# [DOCUMENT PASSAGE]
Happy New Year (soon) to you and your family!


----------



## *Laura* (Dec 13, 2011)

Dallas Gold said:


> That's such a funny photo of Buddy!! Thanks for the snow photos. I enjoy seeing snow virtually and would rather not "experience" it in real life! It definitely looks like Buddy enjoys the white stuff!!
> 
> Happy New Year (soon) to you and your family!


Haha...and Anne I'm enjoying puppyhood virtually through you as well. Although I think you're getting the better deal as you get to look at snow pictures as you get to cuddle your little fluffer  Happy New Year to you and yours as well


----------



## Doug (Jul 17, 2010)

I love the way that you have all conveyed Buddy's happy and bright personality through your photos. It looks like you have so much fun at your house! I especially love the photo of Buddy sitting on the top of the couch. 

What a fabulous love story.

Thanks for sharing Buddy's inner and outer beauty with us


----------



## cgriffin (Nov 30, 2011)

Great pictures, Laura!  What a happy looking family  

I am glad you guys had a nice Christmas.

Wishing you and your family, furry and non-furry all the best for the new year!


----------



## dborgers (Dec 7, 2011)

*Laura* said:


> Haha Danny - yes don't I have a fine, warm stole. Buddy saw that both places beside me were taken so he crawled up past Kevin to sit behind my head. It was so cute. He quite often likes to sit up behind me with his arms around my head. Sometimes he uses my head for a headrest. So sweet


I remember the other part about how he was checking out all the love his fur cousins were getting for awhile before he made his move to claim you. LOL


----------



## HolDaisy (Jan 10, 2012)

Beautiful photos of Buddy  He's so happy now it's just wonderful to see


----------



## dborgers (Dec 7, 2011)

Time for a Buddy update


----------



## *Laura* (Dec 13, 2011)

It's been awhile since my last Buddy update. He's still an absolute delight. He's the sweetest, most affectionate puppy dog. I've looked back over old video and it's amazing how much more mature he looks now. He was still such a puppy when I adopted him from Danny (dborgers). He has long feathers now (like a black golden) 

I've found these little toys we call his 'babies'. He has MANY babies around the house. They are very soft and he just gently chews, almost like a soother. He never hurts them. They are soft so we can throw them around the house (which we do for hours). Here is just one of his 'babies'.

# [INFORMATION PROVIDED]

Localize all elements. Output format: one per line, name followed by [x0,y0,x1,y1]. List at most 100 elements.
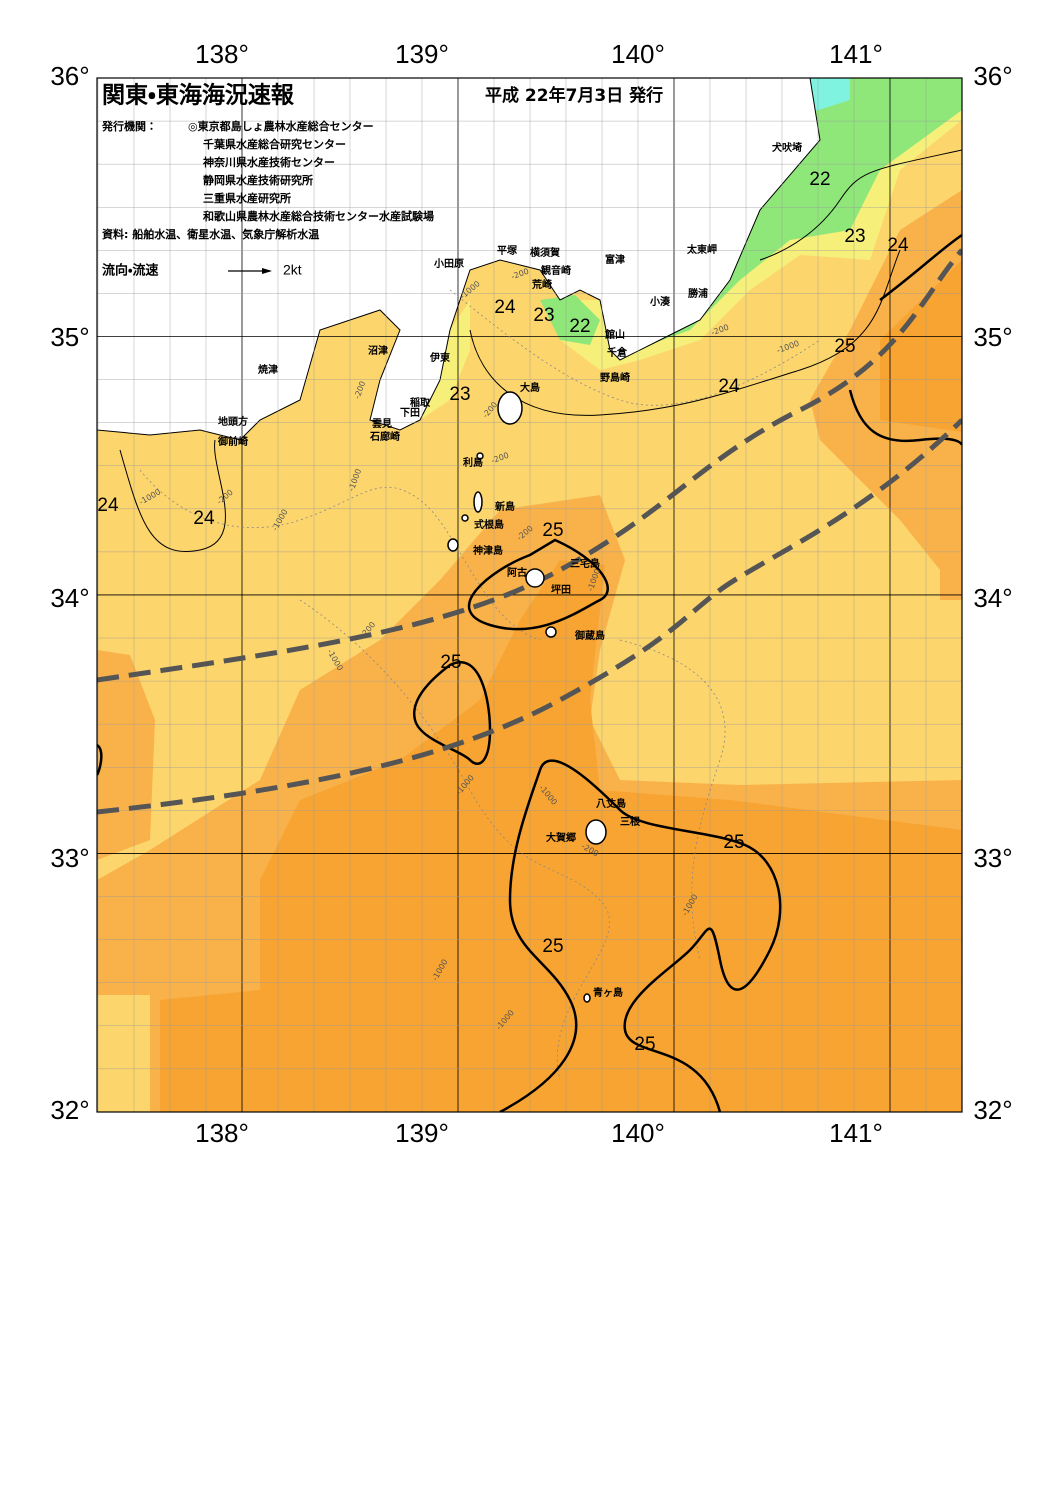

# [TASK SET]
**A)** In the forum thread about Buddy, what does Laura call the soft toys he chews?
**B)** Summarize the forum thread about Buddy in two sentences.
**C)** Reproduce the part of the forum thread about Buddy that begins at the words "Time for a Buddy" and stops after "of his 'babies'.".
The lines have nothing to do with the work here.

# [RESULTS OF THE EXERCISE]
**A)** She calls them his "babies."

**B)** Forum members praise the photos of Buddy, remark on how happy he looks, and exchange holiday wishes with Laura. In an update, Laura says Buddy, whom she adopted from Danny (dborgers), is sweet and affectionate, looks more mature with long feathers, and has many soft toys called his "babies" that he chews gently without hurting them.

**C)**
Time for a Buddy update


----------



## *Laura* (Dec 13, 2011)

It's been awhile since my last Buddy update. He's still an absolute delight. He's the sweetest, most affectionate puppy dog. I've looked back over old video and it's amazing how much more mature he looks now. He was still such a puppy when I adopted him from Danny (dborgers). He has long feathers now (like a black golden) 

I've found these little toys we call his 'babies'. He has MANY babies around the house. They are very soft and he just gently chews, almost like a soother. He never hurts them. They are soft so we can throw them around the house (which we do for hours). Here is just one of his 'babies'.